Stated task: Count every line where "deposit" occurs. Give the total alone.

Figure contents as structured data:

▬▬▬

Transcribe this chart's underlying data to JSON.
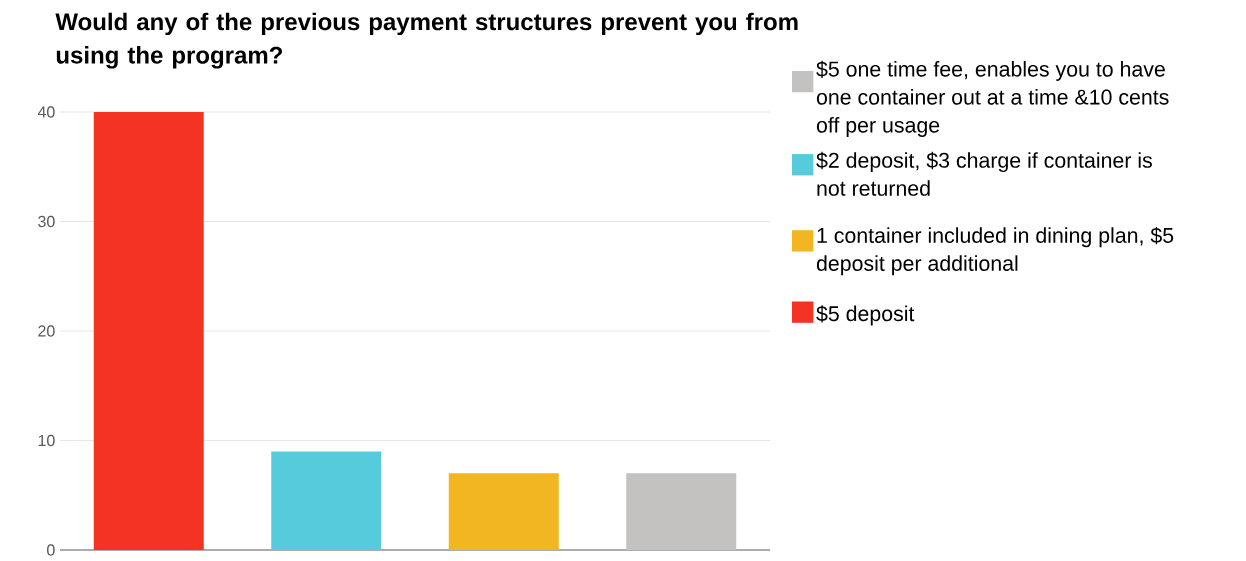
{
  "chart_data": {
    "type": "bar",
    "title": "Would any of the previous payment structures prevent you from using the program?",
    "categories": [
      null,
      null,
      null,
      null
    ],
    "series": [
      {
        "name": "$5 one time fee, enables you to have one container out at a time &10 cents off per usage",
        "color": "#c4c1c1",
        "values": [
          null,
          null,
          null,
          7
        ]
      },
      {
        "name": "$2 deposit, $3 charge if container is not returned",
        "color": "#55cbdb",
        "values": [
          null,
          9,
          null,
          null
        ]
      },
      {
        "name": "1 container included in dining plan, $5 deposit per additional",
        "color": "#f3b623",
        "values": [
          null,
          null,
          7,
          null
        ]
      },
      {
        "name": "$5 deposit",
        "color": "#f53324",
        "values": [
          40,
          null,
          null,
          null
        ]
      }
    ],
    "stacked": true,
    "ylim": [
      0,
      40
    ],
    "yticks": [
      0,
      10,
      20,
      30,
      40
    ],
    "grid": "y",
    "legend": "right"
  }
}
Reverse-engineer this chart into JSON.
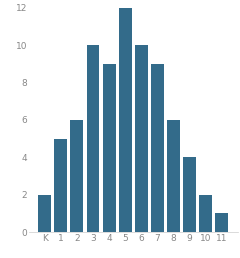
{
  "categories": [
    "K",
    "1",
    "2",
    "3",
    "4",
    "5",
    "6",
    "7",
    "8",
    "9",
    "10",
    "11"
  ],
  "values": [
    2,
    5,
    6,
    10,
    9,
    12,
    10,
    9,
    6,
    4,
    2,
    1
  ],
  "bar_color": "#336b8a",
  "ylim": [
    0,
    12
  ],
  "yticks": [
    0,
    2,
    4,
    6,
    8,
    10,
    12
  ],
  "background_color": "#ffffff",
  "edge_color": "none",
  "figsize": [
    2.4,
    2.58
  ],
  "dpi": 100
}
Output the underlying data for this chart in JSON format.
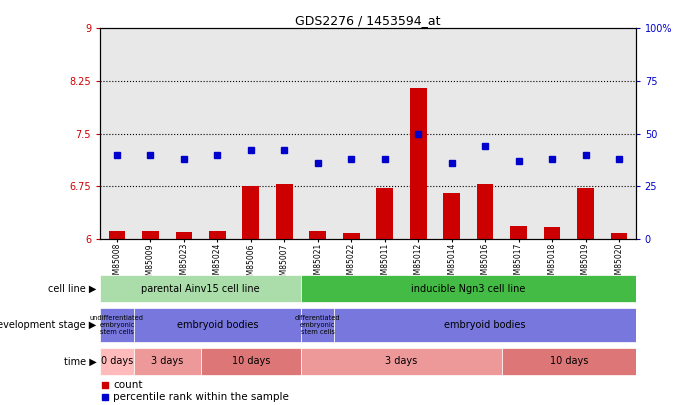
{
  "title": "GDS2276 / 1453594_at",
  "samples": [
    "GSM85008",
    "GSM85009",
    "GSM85023",
    "GSM85024",
    "GSM85006",
    "GSM85007",
    "GSM85021",
    "GSM85022",
    "GSM85011",
    "GSM85012",
    "GSM85014",
    "GSM85016",
    "GSM85017",
    "GSM85018",
    "GSM85019",
    "GSM85020"
  ],
  "count_values": [
    6.12,
    6.12,
    6.1,
    6.12,
    6.75,
    6.78,
    6.12,
    6.08,
    6.72,
    8.15,
    6.65,
    6.78,
    6.18,
    6.17,
    6.72,
    6.08
  ],
  "percentile_values": [
    40,
    40,
    38,
    40,
    42,
    42,
    36,
    38,
    38,
    50,
    36,
    44,
    37,
    38,
    40,
    38
  ],
  "ylim_left": [
    6,
    9
  ],
  "ylim_right": [
    0,
    100
  ],
  "yticks_left": [
    6,
    6.75,
    7.5,
    8.25,
    9
  ],
  "yticks_right": [
    0,
    25,
    50,
    75,
    100
  ],
  "ytick_labels_left": [
    "6",
    "6.75",
    "7.5",
    "8.25",
    "9"
  ],
  "ytick_labels_right": [
    "0",
    "25",
    "50",
    "75",
    "100%"
  ],
  "hlines": [
    6.75,
    7.5,
    8.25
  ],
  "bar_color": "#cc0000",
  "dot_color": "#0000cc",
  "axis_left_color": "#cc0000",
  "axis_right_color": "#0000cc",
  "plot_bg": "#e8e8e8",
  "cell_line_light_green": "#aaddaa",
  "cell_line_dark_green": "#44bb44",
  "dev_stage_color": "#7777dd",
  "time_light": "#ffbbbb",
  "time_medium": "#ee9999",
  "time_dark": "#dd7777"
}
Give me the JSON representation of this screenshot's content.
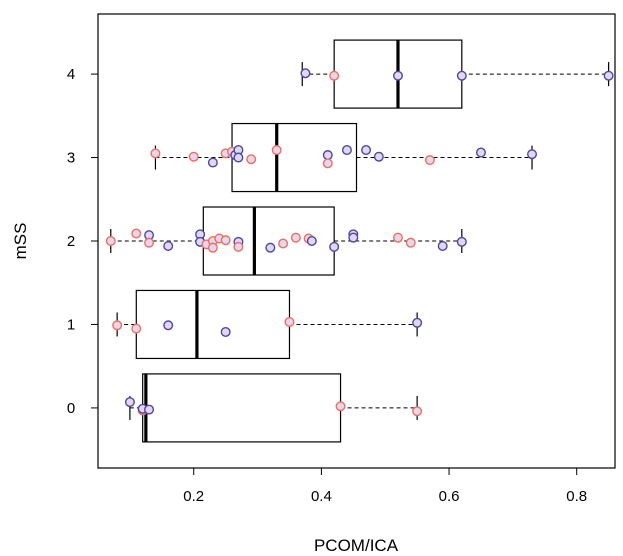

▬▬▬

Answer for this exercise: 3